··· SUPPLIED RECORDS ···

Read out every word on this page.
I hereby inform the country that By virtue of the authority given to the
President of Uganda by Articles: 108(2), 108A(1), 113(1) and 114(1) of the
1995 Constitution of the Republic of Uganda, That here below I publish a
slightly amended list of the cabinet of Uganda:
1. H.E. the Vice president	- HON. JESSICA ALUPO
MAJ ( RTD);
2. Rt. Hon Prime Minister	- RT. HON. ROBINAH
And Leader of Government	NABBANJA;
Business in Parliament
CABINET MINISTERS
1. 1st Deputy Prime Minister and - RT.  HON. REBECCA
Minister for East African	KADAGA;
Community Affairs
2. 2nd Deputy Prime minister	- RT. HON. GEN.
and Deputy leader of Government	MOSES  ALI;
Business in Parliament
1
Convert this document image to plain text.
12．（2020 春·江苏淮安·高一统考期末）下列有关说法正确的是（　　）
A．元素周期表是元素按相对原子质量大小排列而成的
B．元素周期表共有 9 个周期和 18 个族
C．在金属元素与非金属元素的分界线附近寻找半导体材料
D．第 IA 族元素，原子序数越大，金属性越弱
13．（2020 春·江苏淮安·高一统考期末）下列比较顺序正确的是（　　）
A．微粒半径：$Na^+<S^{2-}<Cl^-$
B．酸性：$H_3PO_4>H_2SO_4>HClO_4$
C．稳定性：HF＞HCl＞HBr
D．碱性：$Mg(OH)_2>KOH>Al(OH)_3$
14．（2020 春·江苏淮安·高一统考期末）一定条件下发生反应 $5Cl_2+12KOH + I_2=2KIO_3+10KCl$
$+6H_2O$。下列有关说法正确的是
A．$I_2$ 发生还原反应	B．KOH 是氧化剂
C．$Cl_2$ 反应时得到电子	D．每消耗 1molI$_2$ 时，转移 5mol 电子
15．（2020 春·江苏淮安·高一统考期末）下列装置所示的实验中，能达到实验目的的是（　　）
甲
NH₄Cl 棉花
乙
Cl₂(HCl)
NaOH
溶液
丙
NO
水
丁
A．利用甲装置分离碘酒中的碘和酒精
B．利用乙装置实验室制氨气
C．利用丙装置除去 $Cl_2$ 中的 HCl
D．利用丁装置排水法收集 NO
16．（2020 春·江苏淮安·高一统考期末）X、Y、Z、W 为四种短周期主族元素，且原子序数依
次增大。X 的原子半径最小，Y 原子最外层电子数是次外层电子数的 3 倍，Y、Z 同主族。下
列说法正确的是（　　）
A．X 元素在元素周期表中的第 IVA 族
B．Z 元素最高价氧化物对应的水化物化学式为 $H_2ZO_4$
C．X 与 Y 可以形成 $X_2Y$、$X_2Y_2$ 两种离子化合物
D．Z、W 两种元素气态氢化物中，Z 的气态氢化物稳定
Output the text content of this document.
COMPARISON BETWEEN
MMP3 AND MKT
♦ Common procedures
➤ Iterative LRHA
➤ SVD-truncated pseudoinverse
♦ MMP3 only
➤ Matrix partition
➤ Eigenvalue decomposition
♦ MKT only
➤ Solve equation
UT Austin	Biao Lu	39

···

- _GIVEN REQUEST_
Retype exactly the lines from the one containing "Convert this document image to plain text." through the last line of the records above, including both.

- _FINISHED EXERCISE_
Convert this document image to plain text.
12．（2020 春·江苏淮安·高一统考期末）下列有关说法正确的是（　　）
A．元素周期表是元素按相对原子质量大小排列而成的
B．元素周期表共有 9 个周期和 18 个族
C．在金属元素与非金属元素的分界线附近寻找半导体材料
D．第 IA 族元素，原子序数越大，金属性越弱
13．（2020 春·江苏淮安·高一统考期末）下列比较顺序正确的是（　　）
A．微粒半径：$Na^+<S^{2-}<Cl^-$
B．酸性：$H_3PO_4>H_2SO_4>HClO_4$
C．稳定性：HF＞HCl＞HBr
D．碱性：$Mg(OH)_2>KOH>Al(OH)_3$
14．（2020 春·江苏淮安·高一统考期末）一定条件下发生反应 $5Cl_2+12KOH + I_2=2KIO_3+10KCl$
$+6H_2O$。下列有关说法正确的是
A．$I_2$ 发生还原反应	B．KOH 是氧化剂
C．$Cl_2$ 反应时得到电子	D．每消耗 1molI$_2$ 时，转移 5mol 电子
15．（2020 春·江苏淮安·高一统考期末）下列装置所示的实验中，能达到实验目的的是（　　）
甲
NH₄Cl 棉花
乙
Cl₂(HCl)
NaOH
溶液
丙
NO
水
丁
A．利用甲装置分离碘酒中的碘和酒精
B．利用乙装置实验室制氨气
C．利用丙装置除去 $Cl_2$ 中的 HCl
D．利用丁装置排水法收集 NO
16．（2020 春·江苏淮安·高一统考期末）X、Y、Z、W 为四种短周期主族元素，且原子序数依
次增大。X 的原子半径最小，Y 原子最外层电子数是次外层电子数的 3 倍，Y、Z 同主族。下
列说法正确的是（　　）
A．X 元素在元素周期表中的第 IVA 族
B．Z 元素最高价氧化物对应的水化物化学式为 $H_2ZO_4$
C．X 与 Y 可以形成 $X_2Y$、$X_2Y_2$ 两种离子化合物
D．Z、W 两种元素气态氢化物中，Z 的气态氢化物稳定
Output the text content of this document.
COMPARISON BETWEEN
MMP3 AND MKT
♦ Common procedures
➤ Iterative LRHA
➤ SVD-truncated pseudoinverse
♦ MMP3 only
➤ Matrix partition
➤ Eigenvalue decomposition
♦ MKT only
➤ Solve equation
UT Austin	Biao Lu	39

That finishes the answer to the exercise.